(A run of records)
— Begin —

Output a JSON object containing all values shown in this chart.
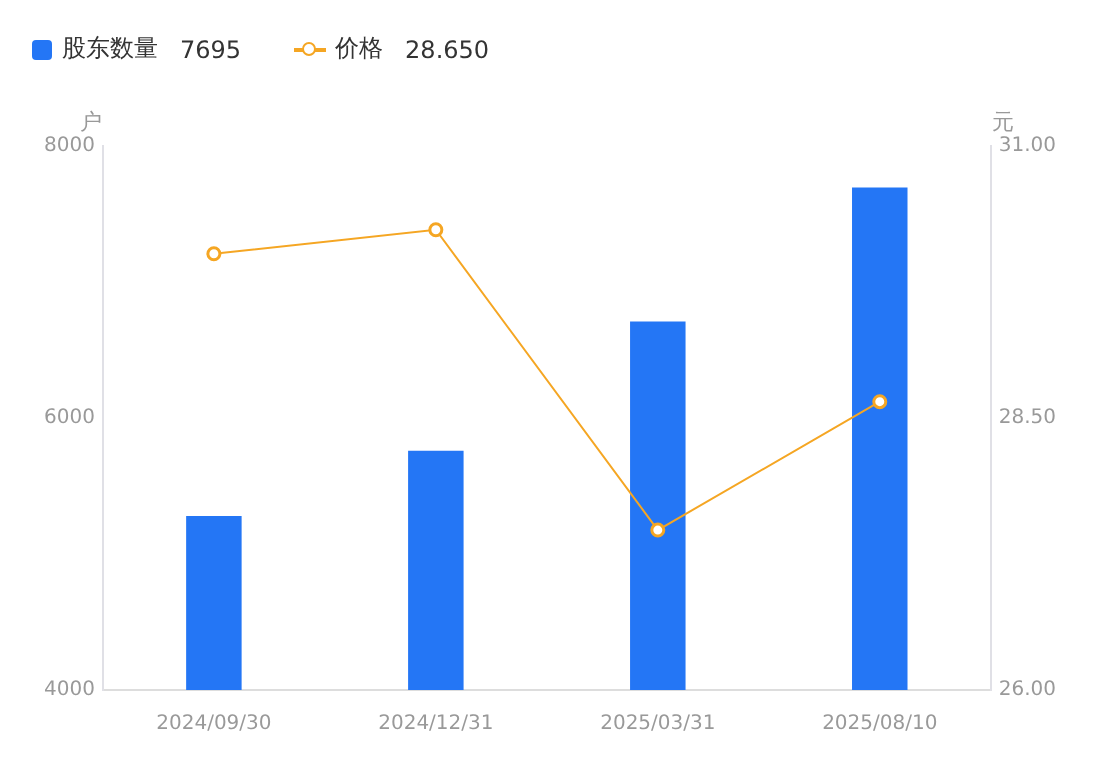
{
  "chart_data": {
    "type": "bar",
    "ylabel": "户",
    "y2label": "元",
    "categories": [
      "2024/09/30",
      "2024/12/31",
      "2025/03/31",
      "2025/08/10"
    ],
    "series": [
      {
        "name": "股东数量",
        "color": "#2476f5",
        "values": [
          5280,
          5760,
          6710,
          7695
        ]
      },
      {
        "name": "价格",
        "type": "line",
        "axis": "y2",
        "color": "#f5a623",
        "values": [
          30.01,
          30.23,
          27.47,
          28.65
        ]
      }
    ],
    "ylim": [
      4000,
      8000
    ],
    "yticks": [
      4000,
      6000,
      8000
    ],
    "y2lim": [
      26,
      31
    ],
    "y2ticks": [
      {
        "value": 26,
        "label": "26.00"
      },
      {
        "value": 28.5,
        "label": "28.50"
      },
      {
        "value": 31,
        "label": "31.00"
      }
    ],
    "annotations": [
      "7695",
      "28.650"
    ],
    "legend": "top left",
    "marker": "circle",
    "grid": false
  }
}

— End —

## What is asked
Repeat all of the entries word for word, but omit the pictures.

## The output
Output a JSON object containing all values shown in this chart.
{
  "chart_data": {
    "type": "bar",
    "ylabel": "户",
    "y2label": "元",
    "categories": [
      "2024/09/30",
      "2024/12/31",
      "2025/03/31",
      "2025/08/10"
    ],
    "series": [
      {
        "name": "股东数量",
        "color": "#2476f5",
        "values": [
          5280,
          5760,
          6710,
          7695
        ]
      },
      {
        "name": "价格",
        "type": "line",
        "axis": "y2",
        "color": "#f5a623",
        "values": [
          30.01,
          30.23,
          27.47,
          28.65
        ]
      }
    ],
    "ylim": [
      4000,
      8000
    ],
    "yticks": [
      4000,
      6000,
      8000
    ],
    "y2lim": [
      26,
      31
    ],
    "y2ticks": [
      {
        "value": 26,
        "label": "26.00"
      },
      {
        "value": 28.5,
        "label": "28.50"
      },
      {
        "value": 31,
        "label": "31.00"
      }
    ],
    "annotations": [
      "7695",
      "28.650"
    ],
    "legend": "top left",
    "marker": "circle",
    "grid": false
  }
}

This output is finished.